GOAL
Reproduce word for word everything in the passage on patience from "In the second verse" down to "their seeming similarity.".

QUOTED TEXT
In the second verse the preposition "of" (LAMIN) may pass unnoticed or be taken as an emphatic synonym. But this is not so, because every letter or word in the language of the Qur'an is selected with the utmost care to convey one intrinsic meaning and definite purpose. There is no such thing as synonymity in the Qur'an. Each letter and word has its own fixed meaning which no other word can express as accurately, irrespective of their seeming similarity.

If we consider thoughtfully the meticulous selectivity of the words in the above verses and their underlying meaning, we soon come to realize that there are two kinds of patience. In the first kind there is no direct adversary or person responsible for hardship or misfortune; for example a brick falling from a building under construction onto the head of an unsuspecting pedestrian, or the collapse of a newly- built house over peacefully sleeping tenants. In all incidents and mishaps of this nature no individual bears the responsibility for the victim's misfortune. It is therefore easy for the unfortunate man to restrain his anger and accept his misfortune as an act of Allah. This kind of patience does not require a great deal of energy and can be easily achieved. But patience which is "verily of the steadfast heart of things" is that which involves an antagonist against whom a victim has the freedom to retaliate and avenge himself, but prefers to suppress his anger and vengeful tendencies and forgive him. This kind of patience is deemed by Allah to be worthier than the first, because in this kind the aggrieved is dominated by his instinctive anger and feelings of injustice, and has to exercise a great deal of self-restraint. He is restrained by his fear of Allah, and refrains from responding to evil with evil. In the above verses, Allah defines the merits of the two types of patience and their corresponding heavenly rewards. He also describes the human responses of retaliation that ought to be observed in each case by the faithful. Thus, in the first case they are commanded to accept what befalls them with humility and resignation to His will. In the second they are commanded to be forgiving and to maintain their faith in Allah's justice.

RECORDS PROVIDED

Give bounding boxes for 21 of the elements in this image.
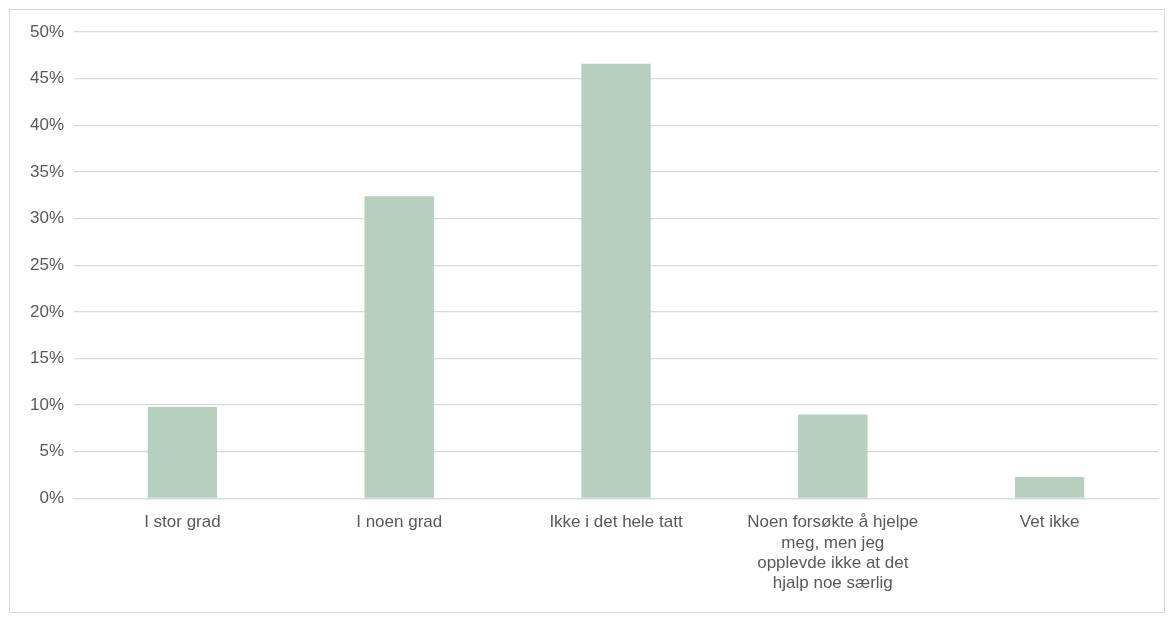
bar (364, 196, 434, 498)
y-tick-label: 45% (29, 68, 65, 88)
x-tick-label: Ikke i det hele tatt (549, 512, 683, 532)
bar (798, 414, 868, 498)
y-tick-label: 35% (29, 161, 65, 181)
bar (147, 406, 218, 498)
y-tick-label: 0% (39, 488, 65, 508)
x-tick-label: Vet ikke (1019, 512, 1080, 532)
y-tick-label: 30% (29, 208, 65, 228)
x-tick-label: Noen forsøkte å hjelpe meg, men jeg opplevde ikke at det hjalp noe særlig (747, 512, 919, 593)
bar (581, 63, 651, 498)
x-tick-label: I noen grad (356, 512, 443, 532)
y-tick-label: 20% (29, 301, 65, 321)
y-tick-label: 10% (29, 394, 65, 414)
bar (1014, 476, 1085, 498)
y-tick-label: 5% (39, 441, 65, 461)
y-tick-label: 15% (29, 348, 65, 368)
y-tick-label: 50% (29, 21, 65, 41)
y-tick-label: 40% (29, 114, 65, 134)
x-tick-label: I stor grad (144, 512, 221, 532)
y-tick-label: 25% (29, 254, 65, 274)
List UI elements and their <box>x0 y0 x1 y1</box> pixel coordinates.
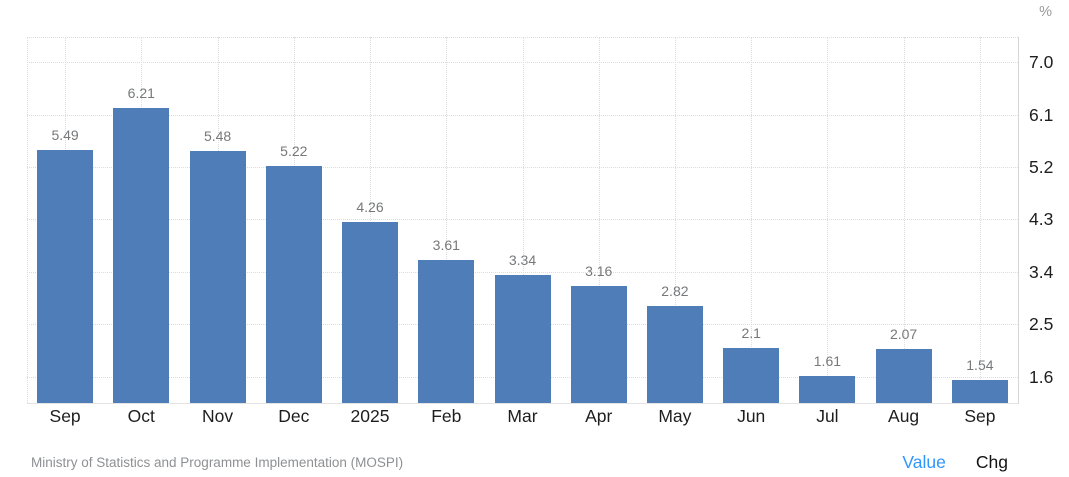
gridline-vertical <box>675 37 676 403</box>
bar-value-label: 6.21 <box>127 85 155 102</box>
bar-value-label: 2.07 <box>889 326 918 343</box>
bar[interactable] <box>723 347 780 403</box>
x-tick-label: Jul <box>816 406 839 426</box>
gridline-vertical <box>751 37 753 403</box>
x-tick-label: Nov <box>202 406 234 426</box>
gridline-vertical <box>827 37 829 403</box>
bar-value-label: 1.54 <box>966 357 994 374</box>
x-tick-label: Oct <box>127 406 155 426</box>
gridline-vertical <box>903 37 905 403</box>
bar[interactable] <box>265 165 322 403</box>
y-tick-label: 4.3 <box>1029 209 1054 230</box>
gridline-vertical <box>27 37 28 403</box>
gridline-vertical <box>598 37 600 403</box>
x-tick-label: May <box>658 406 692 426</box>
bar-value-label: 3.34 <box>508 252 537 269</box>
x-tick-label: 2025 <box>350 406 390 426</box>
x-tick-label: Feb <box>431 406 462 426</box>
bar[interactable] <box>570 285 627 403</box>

CORRECT RESPONSE
In the second verse the preposition "of" (LAMIN) may pass unnoticed or be taken as an emphatic synonym. But this is not so, because every letter or word in the language of the Qur'an is selected with the utmost care to convey one intrinsic meaning and definite purpose. There is no such thing as synonymity in the Qur'an. Each letter and word has its own fixed meaning which no other word can express as accurately, irrespective of their seeming similarity.